» **What this task involves**:
Copy out each line below that has the word "image" in it.
----- Material provided
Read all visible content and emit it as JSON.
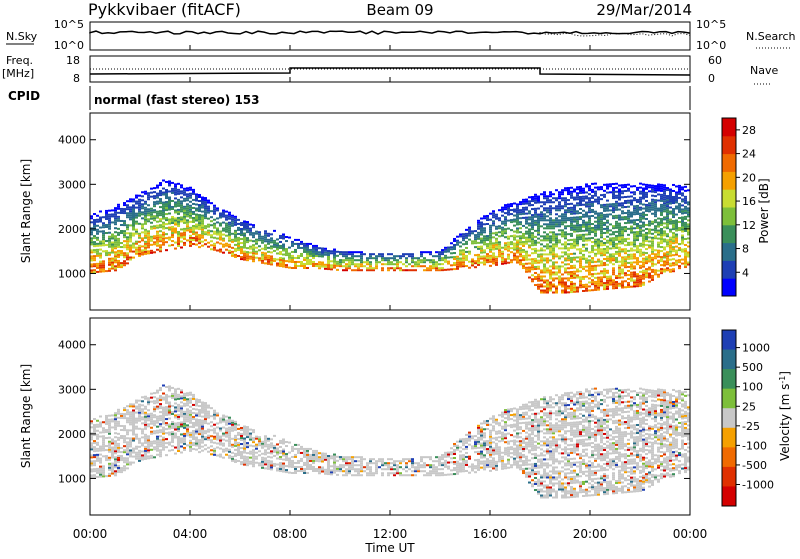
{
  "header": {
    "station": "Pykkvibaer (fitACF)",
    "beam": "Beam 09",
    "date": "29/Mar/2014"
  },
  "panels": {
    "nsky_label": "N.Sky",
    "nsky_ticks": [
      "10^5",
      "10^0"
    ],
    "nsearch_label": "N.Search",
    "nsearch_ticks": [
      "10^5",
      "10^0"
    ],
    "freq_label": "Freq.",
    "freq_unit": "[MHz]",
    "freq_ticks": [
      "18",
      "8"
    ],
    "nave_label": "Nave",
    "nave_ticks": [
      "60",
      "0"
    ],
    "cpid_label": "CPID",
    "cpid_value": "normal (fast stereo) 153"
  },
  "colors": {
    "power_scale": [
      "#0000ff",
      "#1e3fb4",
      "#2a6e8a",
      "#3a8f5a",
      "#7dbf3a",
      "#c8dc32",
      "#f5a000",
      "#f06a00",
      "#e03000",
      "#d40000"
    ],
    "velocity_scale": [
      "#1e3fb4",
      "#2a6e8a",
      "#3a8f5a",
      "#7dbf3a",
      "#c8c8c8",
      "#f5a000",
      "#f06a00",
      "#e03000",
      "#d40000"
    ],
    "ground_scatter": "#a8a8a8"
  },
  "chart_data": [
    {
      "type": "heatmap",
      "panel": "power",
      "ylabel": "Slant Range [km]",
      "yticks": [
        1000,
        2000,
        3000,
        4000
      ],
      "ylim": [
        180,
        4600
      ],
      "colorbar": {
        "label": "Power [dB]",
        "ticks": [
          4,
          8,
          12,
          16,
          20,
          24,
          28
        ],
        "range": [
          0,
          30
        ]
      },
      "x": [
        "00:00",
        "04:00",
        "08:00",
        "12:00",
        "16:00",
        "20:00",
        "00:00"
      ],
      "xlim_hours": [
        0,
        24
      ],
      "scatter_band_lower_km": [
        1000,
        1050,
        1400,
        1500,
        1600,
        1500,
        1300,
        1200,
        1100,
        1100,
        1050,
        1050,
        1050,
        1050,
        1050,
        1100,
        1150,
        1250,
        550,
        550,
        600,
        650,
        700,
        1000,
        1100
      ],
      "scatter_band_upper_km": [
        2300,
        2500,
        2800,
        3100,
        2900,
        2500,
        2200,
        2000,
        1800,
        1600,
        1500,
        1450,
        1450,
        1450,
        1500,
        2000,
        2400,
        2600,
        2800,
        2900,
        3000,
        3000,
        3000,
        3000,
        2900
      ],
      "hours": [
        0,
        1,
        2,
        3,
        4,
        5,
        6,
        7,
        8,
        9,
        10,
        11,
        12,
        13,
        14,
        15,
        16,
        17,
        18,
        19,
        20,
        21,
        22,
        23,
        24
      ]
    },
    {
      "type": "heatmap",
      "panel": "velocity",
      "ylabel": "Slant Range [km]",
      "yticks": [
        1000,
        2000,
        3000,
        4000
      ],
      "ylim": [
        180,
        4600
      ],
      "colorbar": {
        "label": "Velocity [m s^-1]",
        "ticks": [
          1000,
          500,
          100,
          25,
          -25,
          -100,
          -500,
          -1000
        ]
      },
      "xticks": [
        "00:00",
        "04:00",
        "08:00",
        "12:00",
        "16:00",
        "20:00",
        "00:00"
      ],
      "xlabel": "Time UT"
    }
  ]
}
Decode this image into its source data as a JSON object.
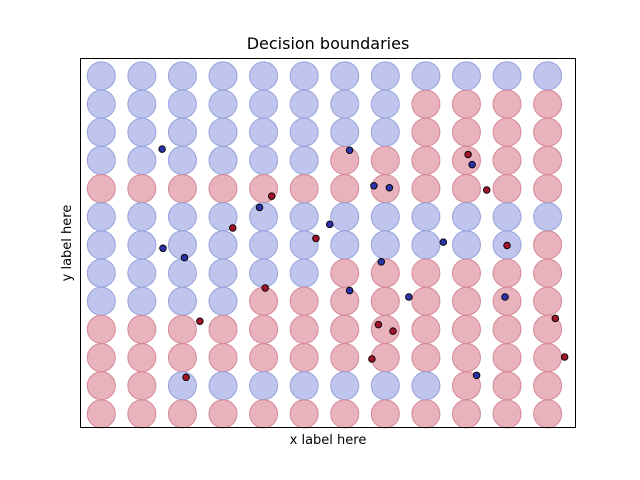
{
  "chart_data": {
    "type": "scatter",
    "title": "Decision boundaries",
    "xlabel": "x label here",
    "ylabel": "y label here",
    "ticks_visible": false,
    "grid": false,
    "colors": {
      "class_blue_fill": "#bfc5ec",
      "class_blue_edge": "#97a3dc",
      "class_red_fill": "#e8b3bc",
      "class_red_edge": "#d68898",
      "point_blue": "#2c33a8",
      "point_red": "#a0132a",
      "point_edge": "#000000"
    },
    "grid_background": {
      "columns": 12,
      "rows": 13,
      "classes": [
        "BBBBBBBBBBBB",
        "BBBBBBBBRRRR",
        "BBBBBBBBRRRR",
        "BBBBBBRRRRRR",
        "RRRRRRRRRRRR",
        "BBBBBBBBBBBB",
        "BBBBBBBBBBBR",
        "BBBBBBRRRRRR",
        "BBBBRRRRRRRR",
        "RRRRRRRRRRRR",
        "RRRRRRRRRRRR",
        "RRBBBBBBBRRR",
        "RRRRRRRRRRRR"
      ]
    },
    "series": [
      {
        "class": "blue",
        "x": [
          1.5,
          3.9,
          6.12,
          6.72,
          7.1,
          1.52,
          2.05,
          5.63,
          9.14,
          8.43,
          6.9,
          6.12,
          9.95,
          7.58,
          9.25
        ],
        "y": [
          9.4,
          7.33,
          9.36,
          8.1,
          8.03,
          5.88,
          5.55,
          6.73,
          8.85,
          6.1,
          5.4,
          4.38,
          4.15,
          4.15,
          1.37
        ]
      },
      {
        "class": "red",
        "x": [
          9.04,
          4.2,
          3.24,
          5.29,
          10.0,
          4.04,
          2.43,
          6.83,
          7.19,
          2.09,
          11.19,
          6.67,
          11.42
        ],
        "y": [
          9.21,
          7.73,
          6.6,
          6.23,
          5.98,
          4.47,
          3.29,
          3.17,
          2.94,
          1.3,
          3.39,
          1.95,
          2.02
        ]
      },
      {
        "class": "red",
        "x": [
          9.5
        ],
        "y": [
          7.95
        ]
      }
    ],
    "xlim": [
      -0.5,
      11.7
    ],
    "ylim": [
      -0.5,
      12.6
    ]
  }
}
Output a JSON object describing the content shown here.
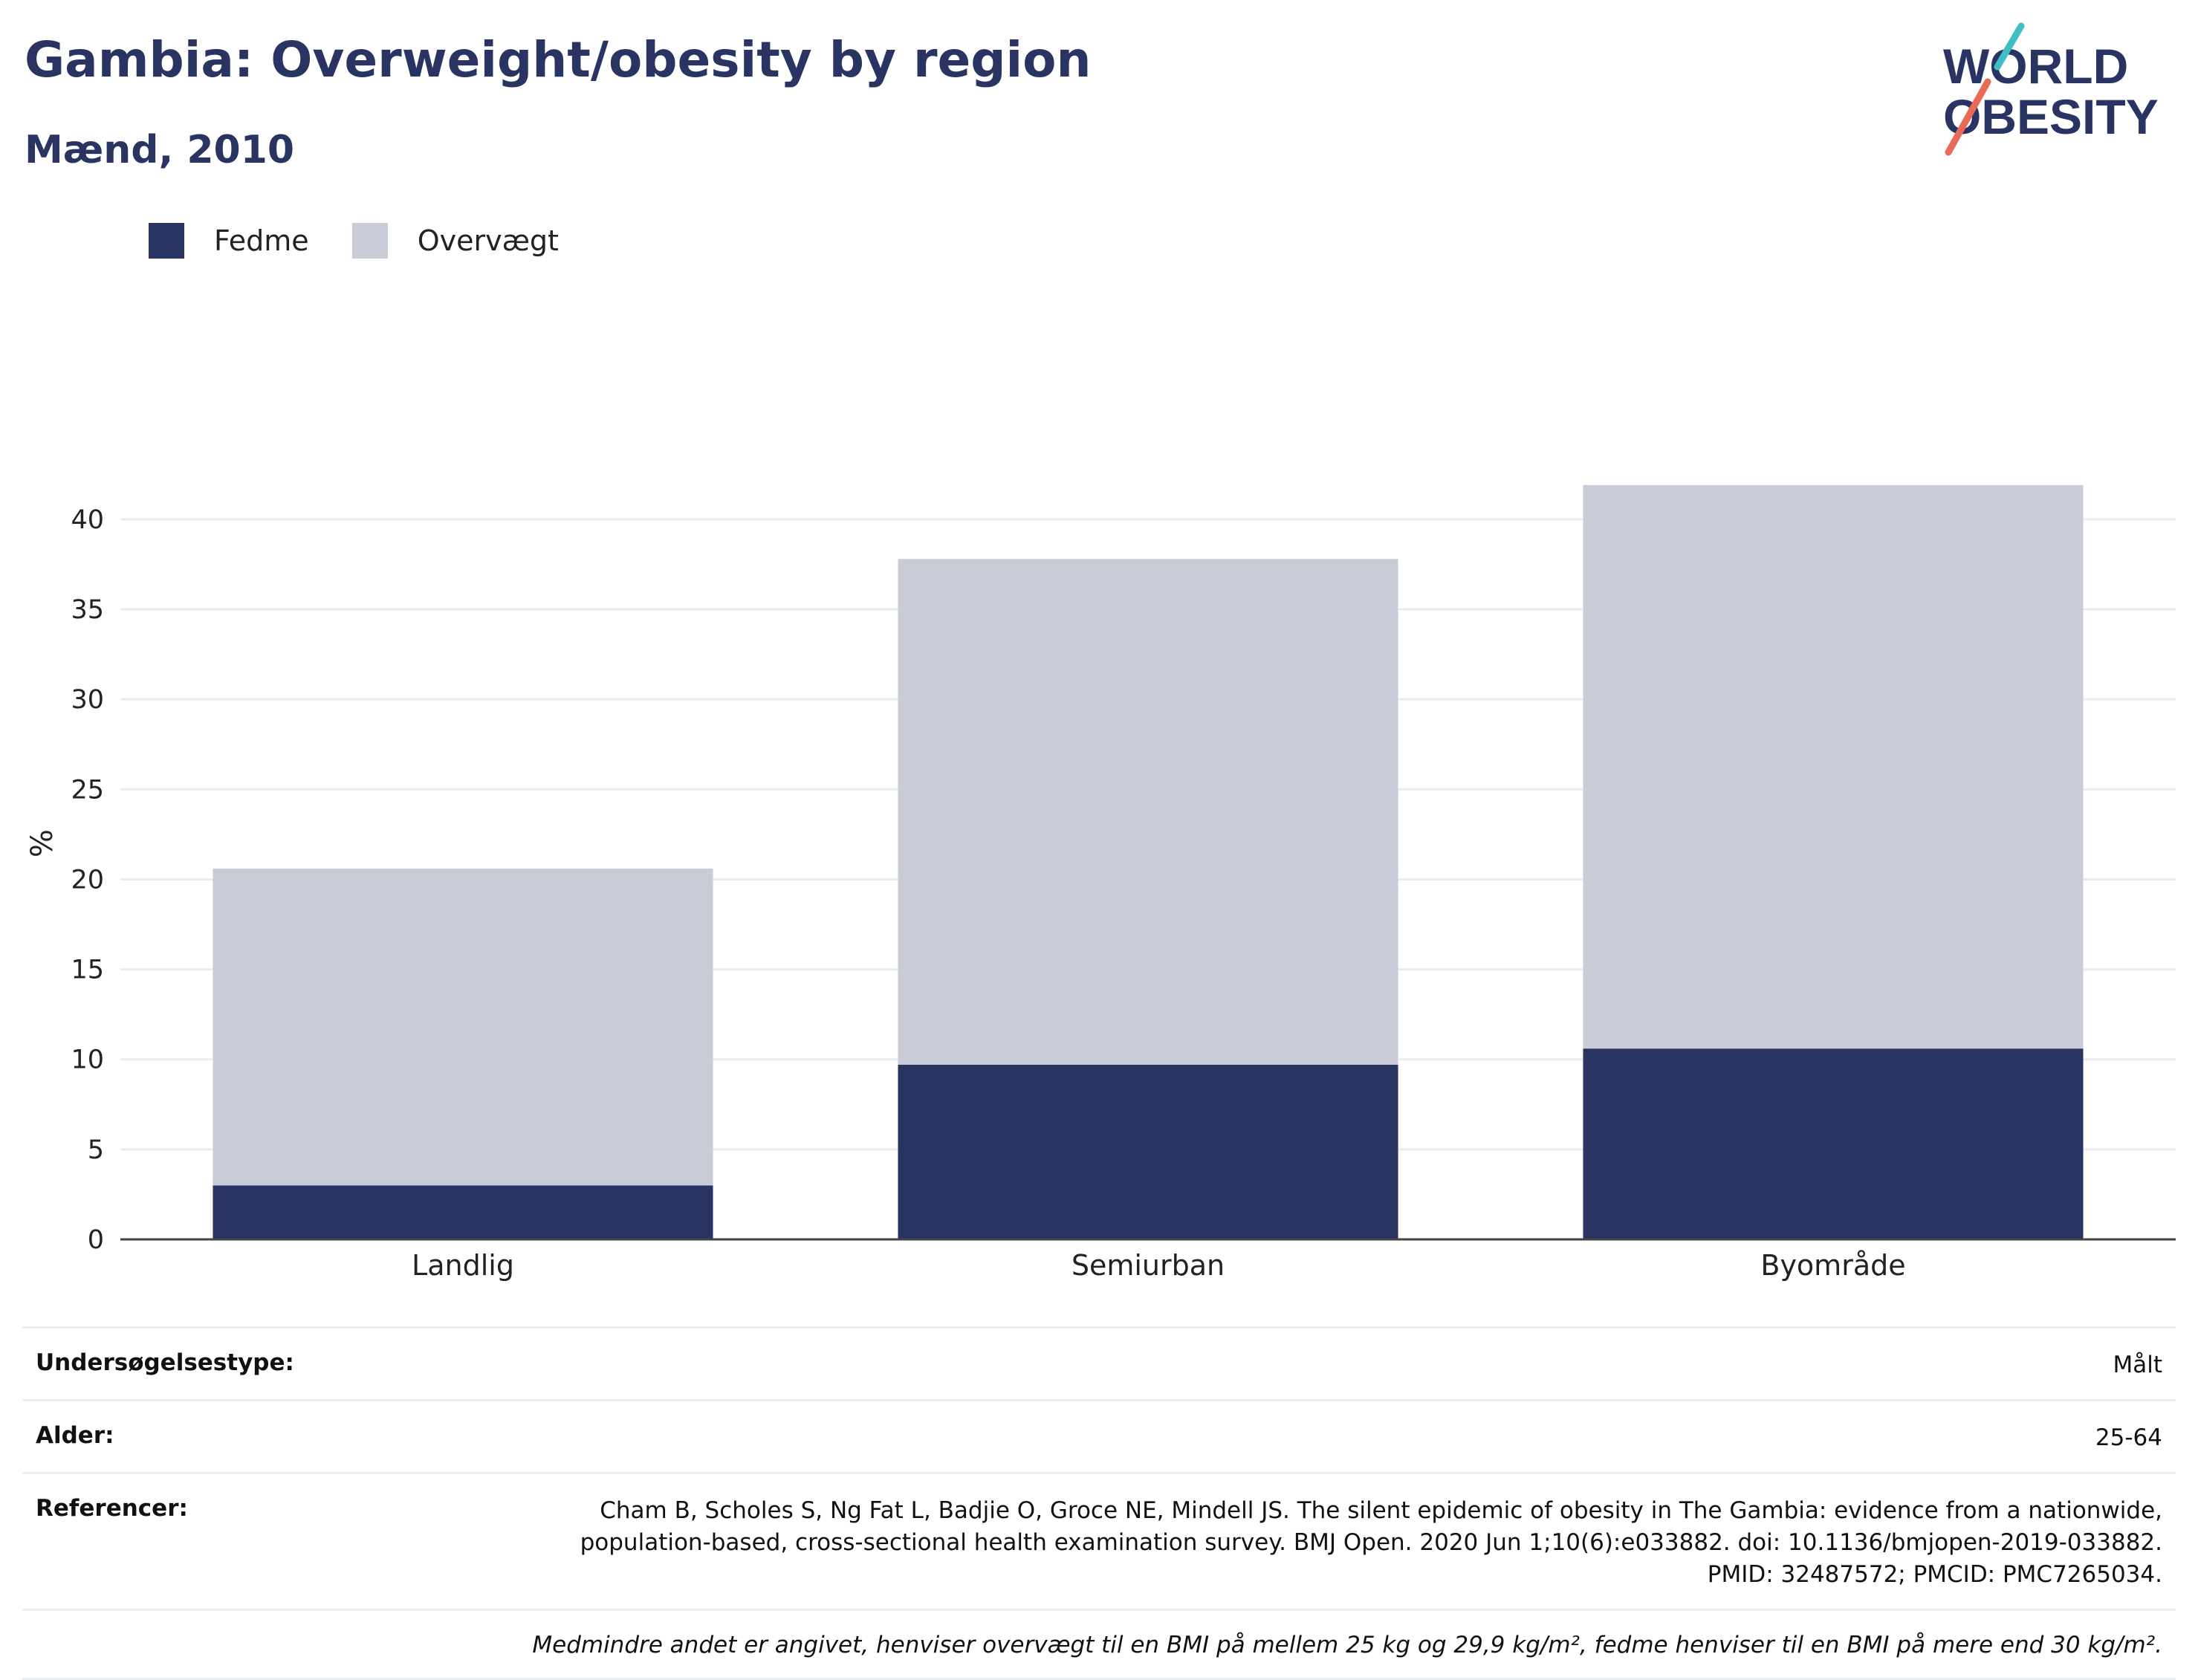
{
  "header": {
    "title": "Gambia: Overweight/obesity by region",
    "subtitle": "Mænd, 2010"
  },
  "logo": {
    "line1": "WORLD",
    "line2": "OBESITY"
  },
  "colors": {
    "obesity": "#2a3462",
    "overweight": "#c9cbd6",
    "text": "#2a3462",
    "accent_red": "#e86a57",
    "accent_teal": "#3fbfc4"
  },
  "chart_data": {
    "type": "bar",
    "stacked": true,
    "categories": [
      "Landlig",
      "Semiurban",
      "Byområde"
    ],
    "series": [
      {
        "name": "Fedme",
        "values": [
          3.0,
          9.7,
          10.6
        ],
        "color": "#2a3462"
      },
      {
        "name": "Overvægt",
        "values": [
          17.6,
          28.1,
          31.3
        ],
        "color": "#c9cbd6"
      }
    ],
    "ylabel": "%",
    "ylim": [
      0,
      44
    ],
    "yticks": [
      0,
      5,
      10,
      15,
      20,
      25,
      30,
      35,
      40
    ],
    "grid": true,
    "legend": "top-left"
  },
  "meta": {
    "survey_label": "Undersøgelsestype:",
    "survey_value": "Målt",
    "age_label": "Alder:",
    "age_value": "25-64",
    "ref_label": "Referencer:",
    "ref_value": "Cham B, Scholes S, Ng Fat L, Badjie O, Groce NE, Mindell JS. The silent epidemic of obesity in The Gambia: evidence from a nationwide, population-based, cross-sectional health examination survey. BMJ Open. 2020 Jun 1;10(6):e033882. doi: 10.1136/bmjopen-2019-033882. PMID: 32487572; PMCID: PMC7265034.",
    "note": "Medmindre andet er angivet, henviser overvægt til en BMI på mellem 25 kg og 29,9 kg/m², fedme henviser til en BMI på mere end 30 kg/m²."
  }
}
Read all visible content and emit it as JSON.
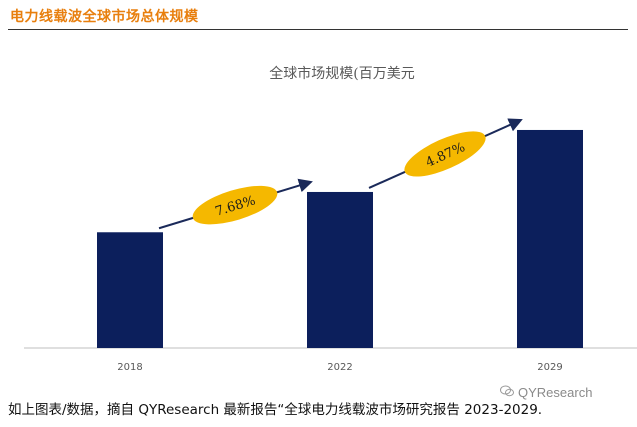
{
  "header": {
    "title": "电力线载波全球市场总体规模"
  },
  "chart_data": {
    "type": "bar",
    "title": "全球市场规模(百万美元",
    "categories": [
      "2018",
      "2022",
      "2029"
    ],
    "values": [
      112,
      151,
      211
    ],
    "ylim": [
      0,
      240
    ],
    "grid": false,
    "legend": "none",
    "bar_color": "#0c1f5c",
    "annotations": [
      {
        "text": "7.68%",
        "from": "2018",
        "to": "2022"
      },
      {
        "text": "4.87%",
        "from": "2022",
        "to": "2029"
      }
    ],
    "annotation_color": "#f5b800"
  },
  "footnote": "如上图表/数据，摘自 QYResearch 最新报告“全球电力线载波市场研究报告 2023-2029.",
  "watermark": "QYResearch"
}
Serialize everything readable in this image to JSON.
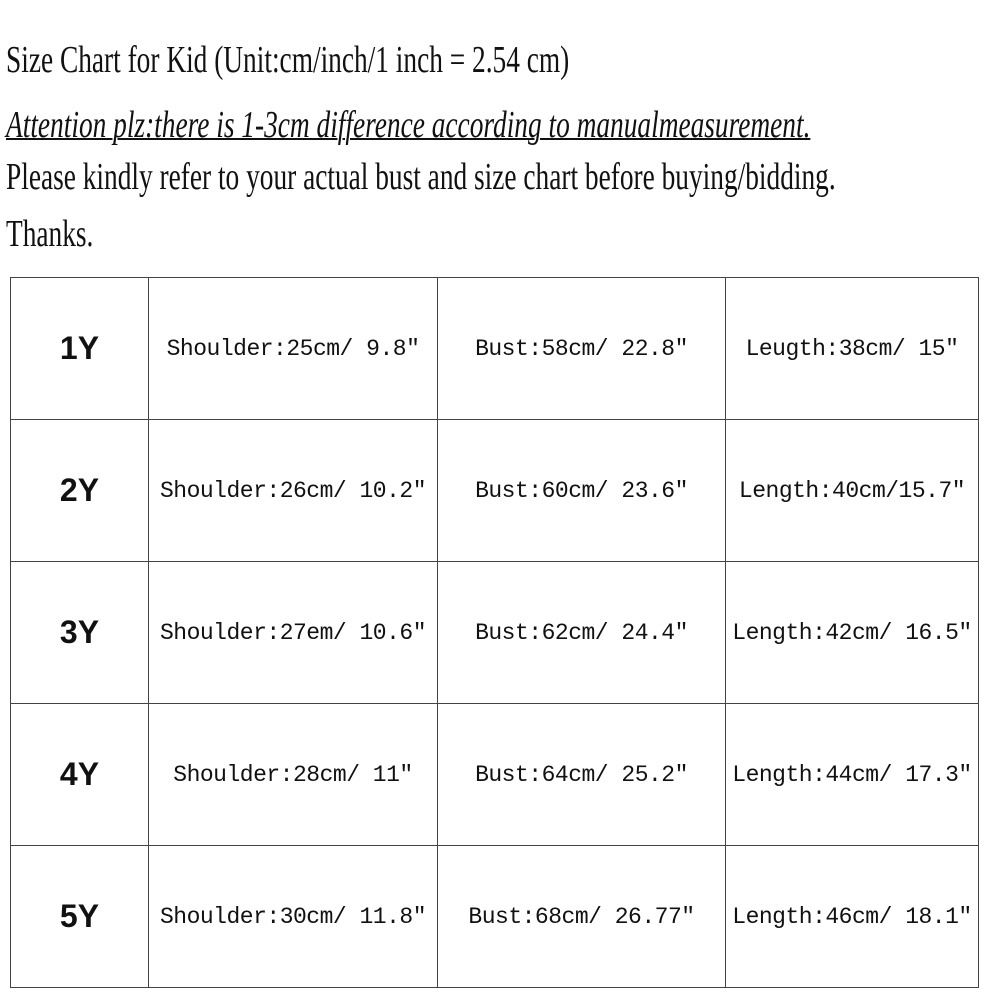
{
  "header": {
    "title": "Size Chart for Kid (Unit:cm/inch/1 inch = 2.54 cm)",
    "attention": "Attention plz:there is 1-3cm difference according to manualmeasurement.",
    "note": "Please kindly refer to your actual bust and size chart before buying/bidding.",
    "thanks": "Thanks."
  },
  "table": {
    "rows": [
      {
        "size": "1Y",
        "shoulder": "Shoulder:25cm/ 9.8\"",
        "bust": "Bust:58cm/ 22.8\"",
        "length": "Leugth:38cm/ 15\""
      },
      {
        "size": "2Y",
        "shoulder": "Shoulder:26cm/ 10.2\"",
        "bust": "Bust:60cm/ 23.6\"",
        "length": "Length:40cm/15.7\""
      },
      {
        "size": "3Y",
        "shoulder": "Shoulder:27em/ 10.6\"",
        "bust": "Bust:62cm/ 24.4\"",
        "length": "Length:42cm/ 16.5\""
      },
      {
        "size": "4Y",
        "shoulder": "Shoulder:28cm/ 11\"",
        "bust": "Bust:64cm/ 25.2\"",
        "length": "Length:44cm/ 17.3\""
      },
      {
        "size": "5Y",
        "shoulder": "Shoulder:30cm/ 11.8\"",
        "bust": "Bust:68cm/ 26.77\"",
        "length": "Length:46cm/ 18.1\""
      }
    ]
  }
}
----------
» **Response below**:
Decode this image into its source data as a JSON object.
Serialize everything readable in this image to JSON.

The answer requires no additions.